• _Goal_
Count lines holding the word "type". Only the number is wanted.

________________________________________

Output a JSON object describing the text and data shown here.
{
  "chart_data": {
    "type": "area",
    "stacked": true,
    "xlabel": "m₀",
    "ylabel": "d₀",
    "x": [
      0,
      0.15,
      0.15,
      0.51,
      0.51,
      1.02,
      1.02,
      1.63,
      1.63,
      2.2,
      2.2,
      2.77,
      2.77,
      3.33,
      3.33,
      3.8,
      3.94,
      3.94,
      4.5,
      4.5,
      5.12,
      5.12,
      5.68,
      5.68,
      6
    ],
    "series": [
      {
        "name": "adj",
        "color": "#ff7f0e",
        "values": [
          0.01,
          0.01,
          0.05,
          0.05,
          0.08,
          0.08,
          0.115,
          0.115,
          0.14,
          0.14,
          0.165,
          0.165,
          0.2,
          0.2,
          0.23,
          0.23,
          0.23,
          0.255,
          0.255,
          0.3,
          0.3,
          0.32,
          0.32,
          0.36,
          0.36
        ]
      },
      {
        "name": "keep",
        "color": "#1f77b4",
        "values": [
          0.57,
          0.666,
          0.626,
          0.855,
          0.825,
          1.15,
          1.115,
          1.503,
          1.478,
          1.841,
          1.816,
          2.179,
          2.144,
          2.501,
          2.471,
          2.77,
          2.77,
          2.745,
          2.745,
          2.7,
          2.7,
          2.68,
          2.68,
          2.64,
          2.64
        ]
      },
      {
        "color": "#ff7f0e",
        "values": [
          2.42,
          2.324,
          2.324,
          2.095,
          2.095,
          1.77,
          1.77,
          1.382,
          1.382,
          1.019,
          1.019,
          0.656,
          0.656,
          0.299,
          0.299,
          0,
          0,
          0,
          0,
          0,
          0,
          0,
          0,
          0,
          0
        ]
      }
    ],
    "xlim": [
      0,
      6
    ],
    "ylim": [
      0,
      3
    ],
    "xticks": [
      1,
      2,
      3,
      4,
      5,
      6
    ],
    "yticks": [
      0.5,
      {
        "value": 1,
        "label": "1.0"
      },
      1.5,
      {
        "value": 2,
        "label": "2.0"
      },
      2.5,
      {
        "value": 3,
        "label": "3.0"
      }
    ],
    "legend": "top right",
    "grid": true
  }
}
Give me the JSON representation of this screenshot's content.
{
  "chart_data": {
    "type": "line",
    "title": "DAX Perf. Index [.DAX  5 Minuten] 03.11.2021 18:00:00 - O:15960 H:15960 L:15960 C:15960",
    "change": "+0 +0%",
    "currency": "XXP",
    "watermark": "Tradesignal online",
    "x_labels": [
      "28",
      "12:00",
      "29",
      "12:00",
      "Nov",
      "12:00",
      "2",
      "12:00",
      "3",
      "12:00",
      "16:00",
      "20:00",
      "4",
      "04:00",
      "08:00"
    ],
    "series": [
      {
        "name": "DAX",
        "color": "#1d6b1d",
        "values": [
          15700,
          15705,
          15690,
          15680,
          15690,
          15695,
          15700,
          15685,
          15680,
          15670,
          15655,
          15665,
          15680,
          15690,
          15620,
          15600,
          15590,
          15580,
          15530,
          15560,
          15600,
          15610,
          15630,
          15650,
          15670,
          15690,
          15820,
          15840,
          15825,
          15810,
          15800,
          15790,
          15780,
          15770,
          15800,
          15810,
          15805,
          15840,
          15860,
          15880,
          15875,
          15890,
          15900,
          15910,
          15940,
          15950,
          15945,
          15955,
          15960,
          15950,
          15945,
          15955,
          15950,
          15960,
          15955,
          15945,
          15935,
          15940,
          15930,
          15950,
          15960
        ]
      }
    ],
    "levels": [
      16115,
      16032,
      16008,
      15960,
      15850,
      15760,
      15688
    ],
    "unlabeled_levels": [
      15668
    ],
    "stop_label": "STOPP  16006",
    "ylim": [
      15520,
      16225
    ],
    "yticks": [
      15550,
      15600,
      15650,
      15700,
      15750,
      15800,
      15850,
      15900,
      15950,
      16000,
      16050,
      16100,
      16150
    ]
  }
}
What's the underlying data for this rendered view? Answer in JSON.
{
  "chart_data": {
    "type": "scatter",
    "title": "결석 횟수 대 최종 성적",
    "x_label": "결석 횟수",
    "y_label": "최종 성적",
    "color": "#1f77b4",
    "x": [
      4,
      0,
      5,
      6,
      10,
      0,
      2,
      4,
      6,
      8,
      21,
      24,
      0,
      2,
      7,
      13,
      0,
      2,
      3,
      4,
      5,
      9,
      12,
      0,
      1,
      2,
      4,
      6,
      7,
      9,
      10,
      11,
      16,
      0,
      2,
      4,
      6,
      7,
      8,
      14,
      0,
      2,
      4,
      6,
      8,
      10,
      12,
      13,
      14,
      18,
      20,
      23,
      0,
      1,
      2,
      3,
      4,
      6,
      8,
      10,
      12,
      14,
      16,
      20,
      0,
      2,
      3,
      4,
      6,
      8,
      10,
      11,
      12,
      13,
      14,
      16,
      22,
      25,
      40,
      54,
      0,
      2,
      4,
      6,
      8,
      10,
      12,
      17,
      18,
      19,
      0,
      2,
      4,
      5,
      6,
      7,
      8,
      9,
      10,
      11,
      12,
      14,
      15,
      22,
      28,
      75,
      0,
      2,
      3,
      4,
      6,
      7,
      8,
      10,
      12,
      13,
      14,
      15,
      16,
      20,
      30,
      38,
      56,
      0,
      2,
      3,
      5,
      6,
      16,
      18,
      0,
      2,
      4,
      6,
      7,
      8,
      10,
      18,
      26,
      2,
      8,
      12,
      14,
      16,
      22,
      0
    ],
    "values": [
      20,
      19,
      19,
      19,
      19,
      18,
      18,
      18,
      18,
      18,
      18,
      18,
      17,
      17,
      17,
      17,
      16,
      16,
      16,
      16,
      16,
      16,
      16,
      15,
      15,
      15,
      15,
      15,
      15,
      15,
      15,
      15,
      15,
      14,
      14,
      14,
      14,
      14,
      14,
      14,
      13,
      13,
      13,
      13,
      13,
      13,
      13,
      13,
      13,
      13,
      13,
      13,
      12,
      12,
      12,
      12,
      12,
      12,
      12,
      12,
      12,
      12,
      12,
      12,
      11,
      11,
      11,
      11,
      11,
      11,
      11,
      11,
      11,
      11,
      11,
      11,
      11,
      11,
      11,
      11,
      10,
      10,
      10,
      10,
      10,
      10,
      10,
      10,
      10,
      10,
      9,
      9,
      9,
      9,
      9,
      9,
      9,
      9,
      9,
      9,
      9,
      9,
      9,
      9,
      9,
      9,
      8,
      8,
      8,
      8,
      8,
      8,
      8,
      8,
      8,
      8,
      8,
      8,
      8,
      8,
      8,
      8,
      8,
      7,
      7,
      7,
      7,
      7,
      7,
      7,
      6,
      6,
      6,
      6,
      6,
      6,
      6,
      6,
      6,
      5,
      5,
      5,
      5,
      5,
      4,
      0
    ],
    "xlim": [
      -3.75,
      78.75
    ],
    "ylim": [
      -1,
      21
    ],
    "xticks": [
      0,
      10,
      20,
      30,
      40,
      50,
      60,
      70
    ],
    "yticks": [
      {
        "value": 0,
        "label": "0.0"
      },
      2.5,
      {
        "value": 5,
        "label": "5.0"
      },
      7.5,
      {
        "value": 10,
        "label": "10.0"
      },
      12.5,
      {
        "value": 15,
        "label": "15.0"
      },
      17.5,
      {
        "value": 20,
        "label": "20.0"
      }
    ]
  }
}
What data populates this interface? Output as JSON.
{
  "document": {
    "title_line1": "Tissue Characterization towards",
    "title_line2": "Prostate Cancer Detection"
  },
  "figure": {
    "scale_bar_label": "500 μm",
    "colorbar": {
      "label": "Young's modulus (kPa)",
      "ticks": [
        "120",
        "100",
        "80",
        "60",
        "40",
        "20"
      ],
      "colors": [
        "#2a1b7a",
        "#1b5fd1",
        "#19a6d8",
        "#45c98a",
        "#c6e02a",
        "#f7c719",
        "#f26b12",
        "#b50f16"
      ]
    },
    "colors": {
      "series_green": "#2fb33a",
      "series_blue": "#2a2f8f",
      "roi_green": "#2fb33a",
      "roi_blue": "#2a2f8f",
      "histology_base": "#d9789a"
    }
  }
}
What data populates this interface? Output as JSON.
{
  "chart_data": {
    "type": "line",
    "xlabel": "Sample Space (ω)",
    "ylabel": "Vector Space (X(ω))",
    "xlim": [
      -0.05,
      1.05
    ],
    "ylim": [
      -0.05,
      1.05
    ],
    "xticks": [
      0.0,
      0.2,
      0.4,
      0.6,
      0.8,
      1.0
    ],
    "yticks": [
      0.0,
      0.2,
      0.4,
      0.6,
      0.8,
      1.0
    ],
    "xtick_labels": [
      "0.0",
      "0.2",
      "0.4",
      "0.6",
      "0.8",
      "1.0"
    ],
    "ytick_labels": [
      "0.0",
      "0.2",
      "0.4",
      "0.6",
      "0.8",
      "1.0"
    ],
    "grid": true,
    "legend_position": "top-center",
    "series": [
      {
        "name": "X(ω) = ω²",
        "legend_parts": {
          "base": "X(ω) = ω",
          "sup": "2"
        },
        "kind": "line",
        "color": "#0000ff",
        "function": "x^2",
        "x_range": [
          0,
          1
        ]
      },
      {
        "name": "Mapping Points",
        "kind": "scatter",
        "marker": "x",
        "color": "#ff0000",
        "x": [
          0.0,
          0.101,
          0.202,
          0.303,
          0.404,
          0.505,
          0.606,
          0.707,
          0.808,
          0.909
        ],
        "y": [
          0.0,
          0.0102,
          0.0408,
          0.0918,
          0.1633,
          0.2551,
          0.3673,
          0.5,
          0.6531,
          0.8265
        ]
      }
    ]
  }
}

________________________________________

• _Written response_
4